Structured figure records:

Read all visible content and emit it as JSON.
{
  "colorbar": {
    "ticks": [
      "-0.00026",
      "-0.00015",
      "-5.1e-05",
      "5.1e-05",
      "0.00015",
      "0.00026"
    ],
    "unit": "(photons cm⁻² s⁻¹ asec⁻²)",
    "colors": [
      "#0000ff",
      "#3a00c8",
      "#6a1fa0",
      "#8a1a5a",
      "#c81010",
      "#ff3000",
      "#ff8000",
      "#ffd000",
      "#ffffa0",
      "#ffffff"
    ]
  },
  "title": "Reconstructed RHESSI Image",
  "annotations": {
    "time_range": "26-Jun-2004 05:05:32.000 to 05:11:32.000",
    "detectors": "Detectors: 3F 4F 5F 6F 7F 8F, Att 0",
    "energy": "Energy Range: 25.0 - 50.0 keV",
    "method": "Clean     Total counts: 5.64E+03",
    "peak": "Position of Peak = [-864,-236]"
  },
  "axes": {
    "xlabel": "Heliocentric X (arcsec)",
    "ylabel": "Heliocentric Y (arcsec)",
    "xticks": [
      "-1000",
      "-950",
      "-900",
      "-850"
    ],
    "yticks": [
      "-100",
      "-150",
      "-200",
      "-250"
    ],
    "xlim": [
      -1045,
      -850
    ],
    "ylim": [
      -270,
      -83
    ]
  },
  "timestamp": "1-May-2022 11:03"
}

▶ [The problem]
Write each line above out exactly.

▶ [Output of the exercise]
Read all visible content and emit it as JSON.
{
  "colorbar": {
    "ticks": [
      "-0.00026",
      "-0.00015",
      "-5.1e-05",
      "5.1e-05",
      "0.00015",
      "0.00026"
    ],
    "unit": "(photons cm⁻² s⁻¹ asec⁻²)",
    "colors": [
      "#0000ff",
      "#3a00c8",
      "#6a1fa0",
      "#8a1a5a",
      "#c81010",
      "#ff3000",
      "#ff8000",
      "#ffd000",
      "#ffffa0",
      "#ffffff"
    ]
  },
  "title": "Reconstructed RHESSI Image",
  "annotations": {
    "time_range": "26-Jun-2004 05:05:32.000 to 05:11:32.000",
    "detectors": "Detectors: 3F 4F 5F 6F 7F 8F, Att 0",
    "energy": "Energy Range: 25.0 - 50.0 keV",
    "method": "Clean     Total counts: 5.64E+03",
    "peak": "Position of Peak = [-864,-236]"
  },
  "axes": {
    "xlabel": "Heliocentric X (arcsec)",
    "ylabel": "Heliocentric Y (arcsec)",
    "xticks": [
      "-1000",
      "-950",
      "-900",
      "-850"
    ],
    "yticks": [
      "-100",
      "-150",
      "-200",
      "-250"
    ],
    "xlim": [
      -1045,
      -850
    ],
    "ylim": [
      -270,
      -83
    ]
  },
  "timestamp": "1-May-2022 11:03"
}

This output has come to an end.